**GOAL:**
Identify the lines that contain the word "horizontal", then copy them.

(Entries with figure data)
□ □ □ □
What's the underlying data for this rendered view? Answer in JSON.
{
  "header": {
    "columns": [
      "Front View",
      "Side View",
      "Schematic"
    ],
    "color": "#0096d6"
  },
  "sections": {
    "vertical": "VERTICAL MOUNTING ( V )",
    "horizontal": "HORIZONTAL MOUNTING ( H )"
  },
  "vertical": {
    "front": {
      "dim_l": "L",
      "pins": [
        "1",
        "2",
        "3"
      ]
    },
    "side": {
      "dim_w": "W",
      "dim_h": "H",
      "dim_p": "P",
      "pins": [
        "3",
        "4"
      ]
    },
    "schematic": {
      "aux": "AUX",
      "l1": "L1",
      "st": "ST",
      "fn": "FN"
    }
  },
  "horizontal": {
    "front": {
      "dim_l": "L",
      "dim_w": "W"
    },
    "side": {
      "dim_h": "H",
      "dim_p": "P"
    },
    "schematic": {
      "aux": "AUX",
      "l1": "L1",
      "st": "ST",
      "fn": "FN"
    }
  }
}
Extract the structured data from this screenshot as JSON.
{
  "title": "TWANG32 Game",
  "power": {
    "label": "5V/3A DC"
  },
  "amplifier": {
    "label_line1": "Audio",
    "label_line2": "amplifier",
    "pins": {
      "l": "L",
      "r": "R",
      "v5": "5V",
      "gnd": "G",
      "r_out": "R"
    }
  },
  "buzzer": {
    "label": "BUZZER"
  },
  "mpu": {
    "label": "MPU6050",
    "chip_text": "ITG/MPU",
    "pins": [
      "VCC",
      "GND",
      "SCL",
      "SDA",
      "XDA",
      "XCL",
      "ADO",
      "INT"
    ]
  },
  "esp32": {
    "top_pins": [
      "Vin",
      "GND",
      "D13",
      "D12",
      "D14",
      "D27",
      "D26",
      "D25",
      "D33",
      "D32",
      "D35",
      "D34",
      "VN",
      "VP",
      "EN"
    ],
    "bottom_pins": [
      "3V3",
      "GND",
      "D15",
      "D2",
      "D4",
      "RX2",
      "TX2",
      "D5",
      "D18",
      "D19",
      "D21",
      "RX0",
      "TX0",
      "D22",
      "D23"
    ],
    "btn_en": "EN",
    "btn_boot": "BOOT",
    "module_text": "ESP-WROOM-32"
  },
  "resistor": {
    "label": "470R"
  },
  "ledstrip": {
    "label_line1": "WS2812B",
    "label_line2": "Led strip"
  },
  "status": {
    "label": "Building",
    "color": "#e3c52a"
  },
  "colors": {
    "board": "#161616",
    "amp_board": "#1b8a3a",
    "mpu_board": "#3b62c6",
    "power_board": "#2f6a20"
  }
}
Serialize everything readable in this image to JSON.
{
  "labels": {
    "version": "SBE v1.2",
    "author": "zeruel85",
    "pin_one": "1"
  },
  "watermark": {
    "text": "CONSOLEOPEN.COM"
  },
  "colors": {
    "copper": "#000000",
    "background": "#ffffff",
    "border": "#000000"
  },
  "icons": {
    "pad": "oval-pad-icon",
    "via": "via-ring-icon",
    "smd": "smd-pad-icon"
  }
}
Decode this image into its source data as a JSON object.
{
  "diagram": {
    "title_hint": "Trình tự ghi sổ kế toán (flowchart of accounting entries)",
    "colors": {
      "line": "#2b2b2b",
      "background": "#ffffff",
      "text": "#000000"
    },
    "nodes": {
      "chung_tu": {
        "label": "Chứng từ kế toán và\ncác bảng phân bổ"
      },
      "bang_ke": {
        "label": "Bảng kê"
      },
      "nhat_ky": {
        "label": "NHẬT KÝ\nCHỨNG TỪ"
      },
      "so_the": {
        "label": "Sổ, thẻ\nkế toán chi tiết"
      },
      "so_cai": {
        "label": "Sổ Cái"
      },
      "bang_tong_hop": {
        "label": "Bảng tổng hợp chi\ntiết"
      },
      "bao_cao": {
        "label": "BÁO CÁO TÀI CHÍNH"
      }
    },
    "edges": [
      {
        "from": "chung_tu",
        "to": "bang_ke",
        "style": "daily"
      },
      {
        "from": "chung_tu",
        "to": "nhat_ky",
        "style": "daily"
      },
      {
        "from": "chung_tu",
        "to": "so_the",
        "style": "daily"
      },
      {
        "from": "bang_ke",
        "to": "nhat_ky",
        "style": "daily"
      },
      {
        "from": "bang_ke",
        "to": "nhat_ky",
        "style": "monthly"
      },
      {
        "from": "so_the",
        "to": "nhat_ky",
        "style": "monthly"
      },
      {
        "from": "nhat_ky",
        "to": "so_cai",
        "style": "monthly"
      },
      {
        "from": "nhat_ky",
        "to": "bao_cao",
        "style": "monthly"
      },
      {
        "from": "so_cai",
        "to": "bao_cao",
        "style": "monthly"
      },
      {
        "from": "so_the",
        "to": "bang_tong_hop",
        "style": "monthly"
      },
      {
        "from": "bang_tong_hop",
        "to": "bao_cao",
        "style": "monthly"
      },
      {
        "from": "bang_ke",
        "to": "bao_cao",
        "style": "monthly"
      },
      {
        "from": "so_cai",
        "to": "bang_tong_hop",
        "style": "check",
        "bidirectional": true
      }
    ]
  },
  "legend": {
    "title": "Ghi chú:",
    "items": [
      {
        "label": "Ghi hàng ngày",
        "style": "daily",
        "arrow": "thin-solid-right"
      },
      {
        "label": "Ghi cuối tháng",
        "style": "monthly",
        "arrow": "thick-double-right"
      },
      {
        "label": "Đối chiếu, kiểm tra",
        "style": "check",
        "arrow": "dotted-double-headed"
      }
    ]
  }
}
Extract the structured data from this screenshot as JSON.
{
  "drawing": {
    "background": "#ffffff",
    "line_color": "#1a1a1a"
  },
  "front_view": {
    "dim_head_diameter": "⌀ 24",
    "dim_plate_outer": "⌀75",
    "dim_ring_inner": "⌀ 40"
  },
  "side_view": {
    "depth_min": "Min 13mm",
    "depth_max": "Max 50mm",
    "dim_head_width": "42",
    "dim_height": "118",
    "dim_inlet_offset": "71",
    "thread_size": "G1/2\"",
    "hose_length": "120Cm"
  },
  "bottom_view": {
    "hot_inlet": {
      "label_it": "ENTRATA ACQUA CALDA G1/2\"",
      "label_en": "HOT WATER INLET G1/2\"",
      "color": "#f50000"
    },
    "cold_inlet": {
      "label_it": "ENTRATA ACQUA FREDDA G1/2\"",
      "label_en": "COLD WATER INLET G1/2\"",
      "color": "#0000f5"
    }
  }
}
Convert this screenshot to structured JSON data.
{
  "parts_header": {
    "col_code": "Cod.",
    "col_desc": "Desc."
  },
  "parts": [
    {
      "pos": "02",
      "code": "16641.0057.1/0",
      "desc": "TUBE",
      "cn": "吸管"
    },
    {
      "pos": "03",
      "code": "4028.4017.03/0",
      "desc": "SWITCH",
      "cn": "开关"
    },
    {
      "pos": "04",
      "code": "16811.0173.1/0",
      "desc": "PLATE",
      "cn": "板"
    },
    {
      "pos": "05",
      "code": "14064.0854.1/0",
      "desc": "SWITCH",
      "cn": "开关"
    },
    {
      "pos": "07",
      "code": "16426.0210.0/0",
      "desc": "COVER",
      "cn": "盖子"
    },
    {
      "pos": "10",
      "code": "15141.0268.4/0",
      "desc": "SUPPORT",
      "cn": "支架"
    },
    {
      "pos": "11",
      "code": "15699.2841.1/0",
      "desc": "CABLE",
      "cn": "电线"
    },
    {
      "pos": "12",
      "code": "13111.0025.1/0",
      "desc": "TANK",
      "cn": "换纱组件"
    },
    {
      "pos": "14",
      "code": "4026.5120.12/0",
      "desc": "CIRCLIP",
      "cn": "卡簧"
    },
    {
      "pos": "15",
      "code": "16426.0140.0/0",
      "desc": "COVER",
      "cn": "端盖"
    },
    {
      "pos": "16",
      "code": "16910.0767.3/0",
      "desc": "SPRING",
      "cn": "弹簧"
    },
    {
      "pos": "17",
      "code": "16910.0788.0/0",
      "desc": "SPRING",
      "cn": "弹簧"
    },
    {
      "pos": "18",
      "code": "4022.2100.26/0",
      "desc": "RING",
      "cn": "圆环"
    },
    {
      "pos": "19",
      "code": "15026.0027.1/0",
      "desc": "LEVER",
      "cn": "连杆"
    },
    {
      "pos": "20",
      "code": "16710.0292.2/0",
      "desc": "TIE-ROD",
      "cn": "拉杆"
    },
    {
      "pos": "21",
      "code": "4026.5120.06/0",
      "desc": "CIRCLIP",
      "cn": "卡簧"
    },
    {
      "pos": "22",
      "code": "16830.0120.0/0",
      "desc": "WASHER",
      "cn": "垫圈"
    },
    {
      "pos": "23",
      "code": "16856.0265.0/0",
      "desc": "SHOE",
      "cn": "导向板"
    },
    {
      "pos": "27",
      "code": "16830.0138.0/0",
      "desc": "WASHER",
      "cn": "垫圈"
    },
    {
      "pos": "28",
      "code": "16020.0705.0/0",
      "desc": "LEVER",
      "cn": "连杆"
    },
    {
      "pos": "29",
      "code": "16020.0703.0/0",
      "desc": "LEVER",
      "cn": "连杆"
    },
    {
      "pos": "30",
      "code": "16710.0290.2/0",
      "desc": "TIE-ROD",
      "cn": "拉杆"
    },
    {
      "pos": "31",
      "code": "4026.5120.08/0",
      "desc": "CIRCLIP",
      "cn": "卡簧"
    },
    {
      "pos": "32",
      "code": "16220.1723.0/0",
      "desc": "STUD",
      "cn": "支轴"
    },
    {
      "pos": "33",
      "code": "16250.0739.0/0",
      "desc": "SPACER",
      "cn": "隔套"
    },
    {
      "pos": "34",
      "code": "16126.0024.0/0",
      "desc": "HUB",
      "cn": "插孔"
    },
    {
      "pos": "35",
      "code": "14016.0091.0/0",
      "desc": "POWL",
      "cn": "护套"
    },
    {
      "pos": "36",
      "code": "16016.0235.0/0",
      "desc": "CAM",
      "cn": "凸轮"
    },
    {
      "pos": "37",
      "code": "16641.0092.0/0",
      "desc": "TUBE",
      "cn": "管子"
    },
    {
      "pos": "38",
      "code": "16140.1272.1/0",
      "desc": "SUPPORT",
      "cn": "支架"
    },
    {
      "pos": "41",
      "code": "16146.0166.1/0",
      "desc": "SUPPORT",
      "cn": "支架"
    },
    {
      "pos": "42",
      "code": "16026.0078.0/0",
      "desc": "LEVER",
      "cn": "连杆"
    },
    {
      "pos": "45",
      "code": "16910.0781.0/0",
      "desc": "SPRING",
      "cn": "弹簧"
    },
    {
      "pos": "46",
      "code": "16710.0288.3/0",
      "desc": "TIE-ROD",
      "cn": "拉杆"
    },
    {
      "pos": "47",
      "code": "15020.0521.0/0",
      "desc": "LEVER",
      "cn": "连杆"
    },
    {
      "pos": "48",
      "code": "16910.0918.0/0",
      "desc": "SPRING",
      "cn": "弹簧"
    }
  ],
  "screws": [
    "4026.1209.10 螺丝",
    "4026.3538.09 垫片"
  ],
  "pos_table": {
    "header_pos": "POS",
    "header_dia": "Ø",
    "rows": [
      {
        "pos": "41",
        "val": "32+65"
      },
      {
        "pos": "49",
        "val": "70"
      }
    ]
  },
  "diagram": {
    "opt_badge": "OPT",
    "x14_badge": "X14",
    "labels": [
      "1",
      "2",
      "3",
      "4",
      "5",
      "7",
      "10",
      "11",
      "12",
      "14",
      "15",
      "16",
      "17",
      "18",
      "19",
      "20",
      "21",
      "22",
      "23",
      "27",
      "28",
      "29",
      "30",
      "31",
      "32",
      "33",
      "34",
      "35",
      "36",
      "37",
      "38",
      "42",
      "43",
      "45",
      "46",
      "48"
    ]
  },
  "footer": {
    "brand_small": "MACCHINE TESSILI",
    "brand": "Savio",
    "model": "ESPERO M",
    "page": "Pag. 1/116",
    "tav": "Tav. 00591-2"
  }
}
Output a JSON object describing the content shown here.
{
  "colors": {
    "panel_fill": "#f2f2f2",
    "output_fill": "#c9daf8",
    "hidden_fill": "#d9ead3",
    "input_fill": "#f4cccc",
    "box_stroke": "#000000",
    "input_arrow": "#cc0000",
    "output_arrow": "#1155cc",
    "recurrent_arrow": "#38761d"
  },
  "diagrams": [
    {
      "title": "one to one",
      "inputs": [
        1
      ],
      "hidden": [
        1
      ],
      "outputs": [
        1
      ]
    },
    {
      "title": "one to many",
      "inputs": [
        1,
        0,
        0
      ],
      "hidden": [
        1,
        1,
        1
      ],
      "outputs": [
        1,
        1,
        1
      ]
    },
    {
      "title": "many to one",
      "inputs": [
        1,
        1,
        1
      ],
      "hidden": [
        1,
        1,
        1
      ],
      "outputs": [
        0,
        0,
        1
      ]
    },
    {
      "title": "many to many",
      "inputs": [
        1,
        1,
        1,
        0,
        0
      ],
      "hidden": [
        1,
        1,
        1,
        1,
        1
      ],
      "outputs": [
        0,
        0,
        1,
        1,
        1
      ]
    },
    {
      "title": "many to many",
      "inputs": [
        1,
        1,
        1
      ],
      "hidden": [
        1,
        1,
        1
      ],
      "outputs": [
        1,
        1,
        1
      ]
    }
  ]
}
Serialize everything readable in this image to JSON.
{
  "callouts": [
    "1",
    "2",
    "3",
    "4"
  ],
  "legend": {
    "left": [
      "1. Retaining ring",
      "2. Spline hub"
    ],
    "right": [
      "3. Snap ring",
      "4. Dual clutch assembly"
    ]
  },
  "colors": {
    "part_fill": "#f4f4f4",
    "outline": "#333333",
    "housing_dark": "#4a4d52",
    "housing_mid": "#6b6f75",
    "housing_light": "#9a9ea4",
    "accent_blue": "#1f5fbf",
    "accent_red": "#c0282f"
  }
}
□ □ □ □
**FULL SOLUTION:**
    "horizontal": "HORIZONTAL MOUNTING ( H )"
  "horizontal": {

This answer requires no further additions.